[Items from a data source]
· · · · · · ·

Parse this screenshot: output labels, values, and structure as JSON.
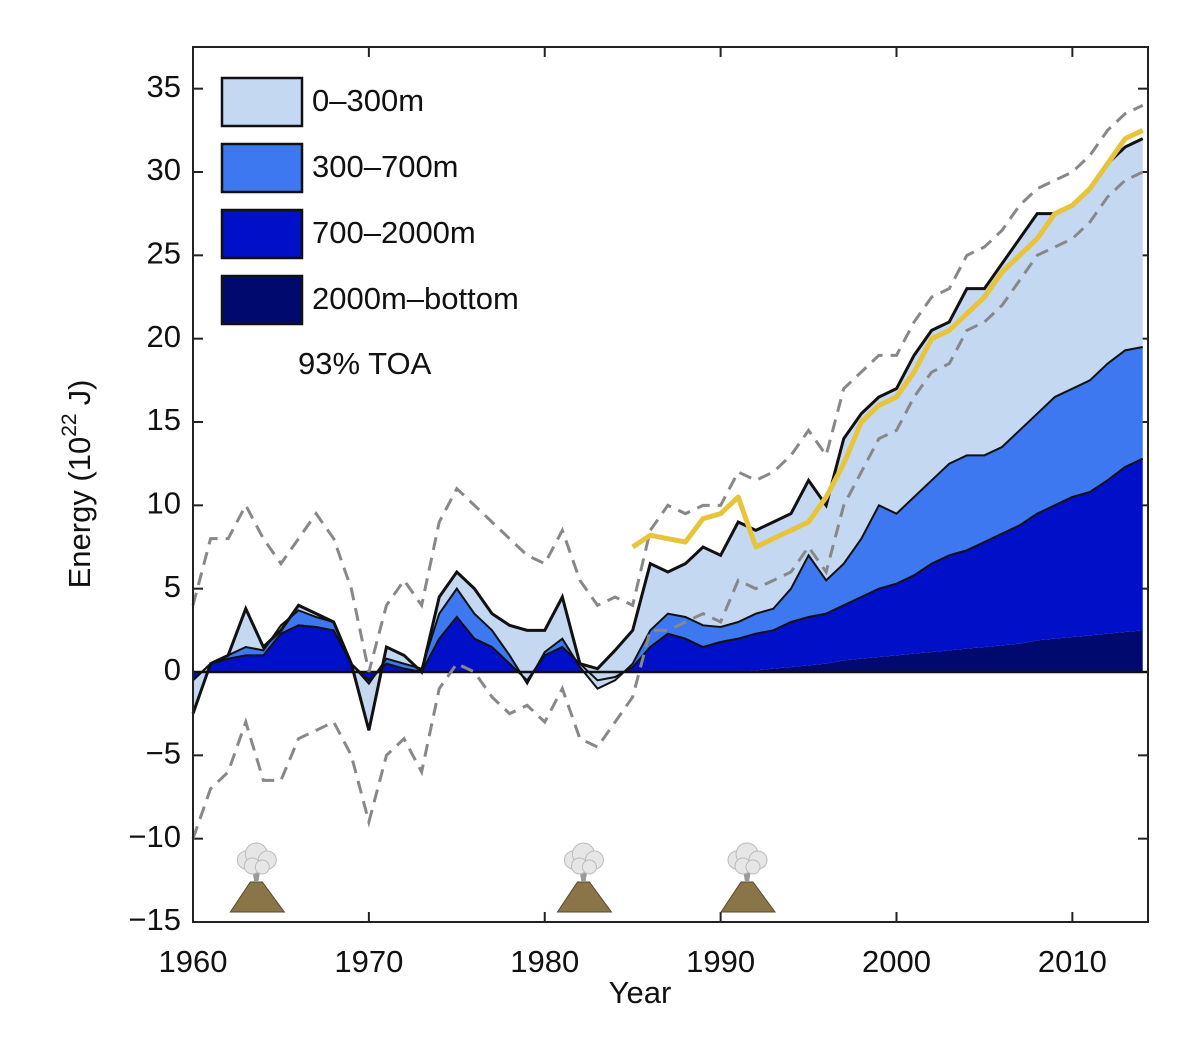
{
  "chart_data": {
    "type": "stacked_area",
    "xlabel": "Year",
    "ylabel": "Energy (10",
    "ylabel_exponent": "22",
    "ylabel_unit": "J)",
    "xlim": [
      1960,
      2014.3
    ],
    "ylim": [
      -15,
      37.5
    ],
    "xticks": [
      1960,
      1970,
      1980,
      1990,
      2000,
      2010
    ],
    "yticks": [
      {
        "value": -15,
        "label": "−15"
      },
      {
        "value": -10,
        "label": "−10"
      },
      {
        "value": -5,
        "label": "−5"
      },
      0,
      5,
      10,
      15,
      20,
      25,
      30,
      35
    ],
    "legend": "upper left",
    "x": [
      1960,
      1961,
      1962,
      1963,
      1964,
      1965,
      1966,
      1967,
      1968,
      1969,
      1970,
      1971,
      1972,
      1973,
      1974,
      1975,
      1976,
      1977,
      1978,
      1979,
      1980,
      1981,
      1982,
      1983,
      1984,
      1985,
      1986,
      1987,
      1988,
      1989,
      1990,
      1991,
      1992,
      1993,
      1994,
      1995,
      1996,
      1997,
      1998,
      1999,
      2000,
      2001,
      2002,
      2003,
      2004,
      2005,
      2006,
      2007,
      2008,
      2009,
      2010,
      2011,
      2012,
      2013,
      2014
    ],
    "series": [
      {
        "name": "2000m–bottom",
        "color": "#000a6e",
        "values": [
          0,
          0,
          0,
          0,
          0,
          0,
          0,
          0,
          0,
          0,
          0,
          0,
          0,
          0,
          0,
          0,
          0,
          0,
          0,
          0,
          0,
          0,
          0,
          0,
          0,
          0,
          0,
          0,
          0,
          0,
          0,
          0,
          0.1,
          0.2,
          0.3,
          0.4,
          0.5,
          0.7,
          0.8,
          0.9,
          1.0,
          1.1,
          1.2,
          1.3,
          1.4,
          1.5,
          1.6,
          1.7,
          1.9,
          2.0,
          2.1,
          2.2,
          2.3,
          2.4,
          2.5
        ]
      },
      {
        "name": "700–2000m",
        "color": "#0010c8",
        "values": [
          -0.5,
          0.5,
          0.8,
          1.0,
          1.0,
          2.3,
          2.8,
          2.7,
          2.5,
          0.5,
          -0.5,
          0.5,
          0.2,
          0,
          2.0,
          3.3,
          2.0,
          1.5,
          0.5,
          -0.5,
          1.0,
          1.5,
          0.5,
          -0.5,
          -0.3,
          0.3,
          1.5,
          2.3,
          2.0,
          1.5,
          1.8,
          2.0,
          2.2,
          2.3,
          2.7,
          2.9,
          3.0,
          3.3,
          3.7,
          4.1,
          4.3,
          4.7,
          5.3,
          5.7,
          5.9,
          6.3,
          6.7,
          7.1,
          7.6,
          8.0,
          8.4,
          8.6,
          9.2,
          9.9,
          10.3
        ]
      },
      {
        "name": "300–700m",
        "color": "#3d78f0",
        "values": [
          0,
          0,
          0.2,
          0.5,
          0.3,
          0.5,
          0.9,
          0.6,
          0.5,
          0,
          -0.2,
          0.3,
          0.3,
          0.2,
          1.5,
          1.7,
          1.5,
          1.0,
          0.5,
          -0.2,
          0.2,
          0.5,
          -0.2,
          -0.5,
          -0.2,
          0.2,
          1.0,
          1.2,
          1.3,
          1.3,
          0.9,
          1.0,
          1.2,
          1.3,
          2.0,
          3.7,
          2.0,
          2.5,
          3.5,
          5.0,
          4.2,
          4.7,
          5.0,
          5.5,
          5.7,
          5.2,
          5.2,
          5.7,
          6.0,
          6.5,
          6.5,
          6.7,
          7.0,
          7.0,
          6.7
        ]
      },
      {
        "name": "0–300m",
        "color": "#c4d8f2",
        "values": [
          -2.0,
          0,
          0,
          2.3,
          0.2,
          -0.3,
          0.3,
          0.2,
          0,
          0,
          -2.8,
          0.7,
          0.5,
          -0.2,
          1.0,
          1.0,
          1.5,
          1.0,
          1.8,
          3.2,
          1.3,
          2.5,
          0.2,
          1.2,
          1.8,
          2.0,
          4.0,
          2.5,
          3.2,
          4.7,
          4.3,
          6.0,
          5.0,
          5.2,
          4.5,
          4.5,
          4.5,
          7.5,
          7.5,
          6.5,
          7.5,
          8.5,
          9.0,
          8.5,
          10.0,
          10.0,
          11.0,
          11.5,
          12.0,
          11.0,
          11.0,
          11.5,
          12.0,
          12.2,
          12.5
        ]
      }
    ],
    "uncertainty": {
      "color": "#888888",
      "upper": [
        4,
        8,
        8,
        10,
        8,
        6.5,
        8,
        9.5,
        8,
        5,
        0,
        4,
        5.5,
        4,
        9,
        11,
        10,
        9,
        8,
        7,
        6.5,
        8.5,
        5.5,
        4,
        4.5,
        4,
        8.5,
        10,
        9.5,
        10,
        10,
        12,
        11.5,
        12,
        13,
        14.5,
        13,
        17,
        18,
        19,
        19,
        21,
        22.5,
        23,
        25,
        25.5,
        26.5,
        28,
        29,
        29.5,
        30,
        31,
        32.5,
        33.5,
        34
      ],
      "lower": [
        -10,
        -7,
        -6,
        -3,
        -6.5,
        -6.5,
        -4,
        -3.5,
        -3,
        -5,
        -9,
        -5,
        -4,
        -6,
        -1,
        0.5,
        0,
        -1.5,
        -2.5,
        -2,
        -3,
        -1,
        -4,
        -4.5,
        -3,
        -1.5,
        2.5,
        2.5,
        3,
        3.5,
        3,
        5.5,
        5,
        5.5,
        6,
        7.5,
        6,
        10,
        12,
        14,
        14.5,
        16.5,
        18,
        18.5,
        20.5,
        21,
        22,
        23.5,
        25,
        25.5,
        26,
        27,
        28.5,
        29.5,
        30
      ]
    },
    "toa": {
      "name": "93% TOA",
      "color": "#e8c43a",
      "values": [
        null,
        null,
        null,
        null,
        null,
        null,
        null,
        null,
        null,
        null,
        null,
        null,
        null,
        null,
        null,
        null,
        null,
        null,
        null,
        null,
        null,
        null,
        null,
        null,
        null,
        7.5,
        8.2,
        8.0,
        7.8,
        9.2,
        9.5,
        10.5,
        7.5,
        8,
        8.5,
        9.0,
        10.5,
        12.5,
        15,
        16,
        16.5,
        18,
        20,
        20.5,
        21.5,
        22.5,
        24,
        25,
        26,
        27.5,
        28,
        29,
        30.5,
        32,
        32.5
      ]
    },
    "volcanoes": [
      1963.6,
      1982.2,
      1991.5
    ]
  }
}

· · · · · · ·

### Work to do
Lines that hold the word "color" are the ones to return, every one of them.

### The answer
        "color": "#000a6e",
        "color": "#0010c8",
        "color": "#3d78f0",
        "color": "#c4d8f2",
      "color": "#888888",
      "color": "#e8c43a",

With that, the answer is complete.